Data extract —
::::
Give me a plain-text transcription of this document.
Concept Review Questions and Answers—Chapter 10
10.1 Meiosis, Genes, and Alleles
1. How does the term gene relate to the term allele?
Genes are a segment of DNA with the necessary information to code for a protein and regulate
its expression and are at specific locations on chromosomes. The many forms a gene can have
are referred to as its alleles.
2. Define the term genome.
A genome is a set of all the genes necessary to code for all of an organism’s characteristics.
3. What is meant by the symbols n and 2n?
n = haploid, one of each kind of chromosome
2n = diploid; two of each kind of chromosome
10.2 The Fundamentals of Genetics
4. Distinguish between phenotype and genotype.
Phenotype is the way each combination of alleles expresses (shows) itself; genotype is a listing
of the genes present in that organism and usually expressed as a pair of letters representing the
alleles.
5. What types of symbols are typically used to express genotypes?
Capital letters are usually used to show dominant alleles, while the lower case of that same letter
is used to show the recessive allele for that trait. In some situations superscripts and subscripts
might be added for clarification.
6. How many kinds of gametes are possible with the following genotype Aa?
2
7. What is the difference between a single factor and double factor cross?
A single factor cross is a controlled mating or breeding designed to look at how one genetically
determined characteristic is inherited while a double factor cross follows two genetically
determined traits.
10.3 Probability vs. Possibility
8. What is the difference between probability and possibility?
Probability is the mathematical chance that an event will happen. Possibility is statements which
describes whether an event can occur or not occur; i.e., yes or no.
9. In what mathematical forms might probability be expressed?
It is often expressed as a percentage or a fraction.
::::
Activity — Here you need to write out the listing above exactly, from its first line to its last.

Worked solution —
Give me a plain-text transcription of this document.
Concept Review Questions and Answers—Chapter 10
10.1 Meiosis, Genes, and Alleles
1. How does the term gene relate to the term allele?
Genes are a segment of DNA with the necessary information to code for a protein and regulate
its expression and are at specific locations on chromosomes. The many forms a gene can have
are referred to as its alleles.
2. Define the term genome.
A genome is a set of all the genes necessary to code for all of an organism’s characteristics.
3. What is meant by the symbols n and 2n?
n = haploid, one of each kind of chromosome
2n = diploid; two of each kind of chromosome
10.2 The Fundamentals of Genetics
4. Distinguish between phenotype and genotype.
Phenotype is the way each combination of alleles expresses (shows) itself; genotype is a listing
of the genes present in that organism and usually expressed as a pair of letters representing the
alleles.
5. What types of symbols are typically used to express genotypes?
Capital letters are usually used to show dominant alleles, while the lower case of that same letter
is used to show the recessive allele for that trait. In some situations superscripts and subscripts
might be added for clarification.
6. How many kinds of gametes are possible with the following genotype Aa?
2
7. What is the difference between a single factor and double factor cross?
A single factor cross is a controlled mating or breeding designed to look at how one genetically
determined characteristic is inherited while a double factor cross follows two genetically
determined traits.
10.3 Probability vs. Possibility
8. What is the difference between probability and possibility?
Probability is the mathematical chance that an event will happen. Possibility is statements which
describes whether an event can occur or not occur; i.e., yes or no.
9. In what mathematical forms might probability be expressed?
It is often expressed as a percentage or a fraction.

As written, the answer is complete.